(Stored items from a collection)
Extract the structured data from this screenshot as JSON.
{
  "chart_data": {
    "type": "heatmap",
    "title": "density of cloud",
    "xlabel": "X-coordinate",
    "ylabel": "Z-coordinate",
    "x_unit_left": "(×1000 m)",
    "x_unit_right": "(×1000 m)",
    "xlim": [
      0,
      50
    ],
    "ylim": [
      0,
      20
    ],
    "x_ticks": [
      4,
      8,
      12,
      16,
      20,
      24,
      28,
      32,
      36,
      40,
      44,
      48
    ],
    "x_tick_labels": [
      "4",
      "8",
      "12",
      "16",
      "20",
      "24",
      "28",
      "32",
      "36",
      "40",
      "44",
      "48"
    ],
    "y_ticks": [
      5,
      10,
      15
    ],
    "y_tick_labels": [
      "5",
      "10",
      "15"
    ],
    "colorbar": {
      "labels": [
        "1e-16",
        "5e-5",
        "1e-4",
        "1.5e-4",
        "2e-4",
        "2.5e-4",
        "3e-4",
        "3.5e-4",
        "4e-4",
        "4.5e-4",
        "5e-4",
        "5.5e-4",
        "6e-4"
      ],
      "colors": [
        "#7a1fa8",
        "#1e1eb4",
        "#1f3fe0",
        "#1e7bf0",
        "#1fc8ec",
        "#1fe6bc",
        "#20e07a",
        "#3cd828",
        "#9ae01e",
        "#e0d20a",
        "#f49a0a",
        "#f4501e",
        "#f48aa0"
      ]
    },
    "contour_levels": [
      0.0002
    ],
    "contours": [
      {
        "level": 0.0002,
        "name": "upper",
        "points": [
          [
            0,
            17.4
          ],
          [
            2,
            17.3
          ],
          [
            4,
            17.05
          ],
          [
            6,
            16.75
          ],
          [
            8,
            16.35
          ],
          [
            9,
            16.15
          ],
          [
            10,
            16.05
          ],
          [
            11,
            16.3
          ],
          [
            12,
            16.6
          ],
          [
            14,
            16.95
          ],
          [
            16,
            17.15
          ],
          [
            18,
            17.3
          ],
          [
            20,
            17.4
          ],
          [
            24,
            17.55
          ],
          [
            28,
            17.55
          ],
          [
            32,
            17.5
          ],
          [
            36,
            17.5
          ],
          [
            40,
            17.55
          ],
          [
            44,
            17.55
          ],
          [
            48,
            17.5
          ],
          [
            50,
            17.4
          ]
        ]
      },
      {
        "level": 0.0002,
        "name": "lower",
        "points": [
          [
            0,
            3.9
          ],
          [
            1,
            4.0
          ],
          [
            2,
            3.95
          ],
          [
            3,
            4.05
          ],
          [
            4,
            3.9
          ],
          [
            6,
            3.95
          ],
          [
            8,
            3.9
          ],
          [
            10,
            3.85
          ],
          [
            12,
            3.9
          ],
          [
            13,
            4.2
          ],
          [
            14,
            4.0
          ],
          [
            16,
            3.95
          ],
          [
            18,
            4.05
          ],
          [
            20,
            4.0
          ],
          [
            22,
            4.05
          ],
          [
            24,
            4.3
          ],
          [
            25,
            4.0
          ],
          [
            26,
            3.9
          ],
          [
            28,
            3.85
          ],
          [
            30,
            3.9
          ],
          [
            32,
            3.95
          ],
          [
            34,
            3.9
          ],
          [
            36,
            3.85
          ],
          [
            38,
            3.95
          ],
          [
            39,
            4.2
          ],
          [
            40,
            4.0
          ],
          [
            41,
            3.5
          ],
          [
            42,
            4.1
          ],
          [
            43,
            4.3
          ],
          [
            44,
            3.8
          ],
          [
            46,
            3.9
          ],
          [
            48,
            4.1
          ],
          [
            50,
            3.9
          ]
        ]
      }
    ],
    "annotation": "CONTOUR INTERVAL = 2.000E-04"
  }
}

## WRITTEN INSTRUCTION
Your task is to repeat every entry exactly.

## TASK RESPONSE
Extract the structured data from this screenshot as JSON.
{
  "chart_data": {
    "type": "heatmap",
    "title": "density of cloud",
    "xlabel": "X-coordinate",
    "ylabel": "Z-coordinate",
    "x_unit_left": "(×1000 m)",
    "x_unit_right": "(×1000 m)",
    "xlim": [
      0,
      50
    ],
    "ylim": [
      0,
      20
    ],
    "x_ticks": [
      4,
      8,
      12,
      16,
      20,
      24,
      28,
      32,
      36,
      40,
      44,
      48
    ],
    "x_tick_labels": [
      "4",
      "8",
      "12",
      "16",
      "20",
      "24",
      "28",
      "32",
      "36",
      "40",
      "44",
      "48"
    ],
    "y_ticks": [
      5,
      10,
      15
    ],
    "y_tick_labels": [
      "5",
      "10",
      "15"
    ],
    "colorbar": {
      "labels": [
        "1e-16",
        "5e-5",
        "1e-4",
        "1.5e-4",
        "2e-4",
        "2.5e-4",
        "3e-4",
        "3.5e-4",
        "4e-4",
        "4.5e-4",
        "5e-4",
        "5.5e-4",
        "6e-4"
      ],
      "colors": [
        "#7a1fa8",
        "#1e1eb4",
        "#1f3fe0",
        "#1e7bf0",
        "#1fc8ec",
        "#1fe6bc",
        "#20e07a",
        "#3cd828",
        "#9ae01e",
        "#e0d20a",
        "#f49a0a",
        "#f4501e",
        "#f48aa0"
      ]
    },
    "contour_levels": [
      0.0002
    ],
    "contours": [
      {
        "level": 0.0002,
        "name": "upper",
        "points": [
          [
            0,
            17.4
          ],
          [
            2,
            17.3
          ],
          [
            4,
            17.05
          ],
          [
            6,
            16.75
          ],
          [
            8,
            16.35
          ],
          [
            9,
            16.15
          ],
          [
            10,
            16.05
          ],
          [
            11,
            16.3
          ],
          [
            12,
            16.6
          ],
          [
            14,
            16.95
          ],
          [
            16,
            17.15
          ],
          [
            18,
            17.3
          ],
          [
            20,
            17.4
          ],
          [
            24,
            17.55
          ],
          [
            28,
            17.55
          ],
          [
            32,
            17.5
          ],
          [
            36,
            17.5
          ],
          [
            40,
            17.55
          ],
          [
            44,
            17.55
          ],
          [
            48,
            17.5
          ],
          [
            50,
            17.4
          ]
        ]
      },
      {
        "level": 0.0002,
        "name": "lower",
        "points": [
          [
            0,
            3.9
          ],
          [
            1,
            4.0
          ],
          [
            2,
            3.95
          ],
          [
            3,
            4.05
          ],
          [
            4,
            3.9
          ],
          [
            6,
            3.95
          ],
          [
            8,
            3.9
          ],
          [
            10,
            3.85
          ],
          [
            12,
            3.9
          ],
          [
            13,
            4.2
          ],
          [
            14,
            4.0
          ],
          [
            16,
            3.95
          ],
          [
            18,
            4.05
          ],
          [
            20,
            4.0
          ],
          [
            22,
            4.05
          ],
          [
            24,
            4.3
          ],
          [
            25,
            4.0
          ],
          [
            26,
            3.9
          ],
          [
            28,
            3.85
          ],
          [
            30,
            3.9
          ],
          [
            32,
            3.95
          ],
          [
            34,
            3.9
          ],
          [
            36,
            3.85
          ],
          [
            38,
            3.95
          ],
          [
            39,
            4.2
          ],
          [
            40,
            4.0
          ],
          [
            41,
            3.5
          ],
          [
            42,
            4.1
          ],
          [
            43,
            4.3
          ],
          [
            44,
            3.8
          ],
          [
            46,
            3.9
          ],
          [
            48,
            4.1
          ],
          [
            50,
            3.9
          ]
        ]
      }
    ],
    "annotation": "CONTOUR INTERVAL = 2.000E-04"
  }
}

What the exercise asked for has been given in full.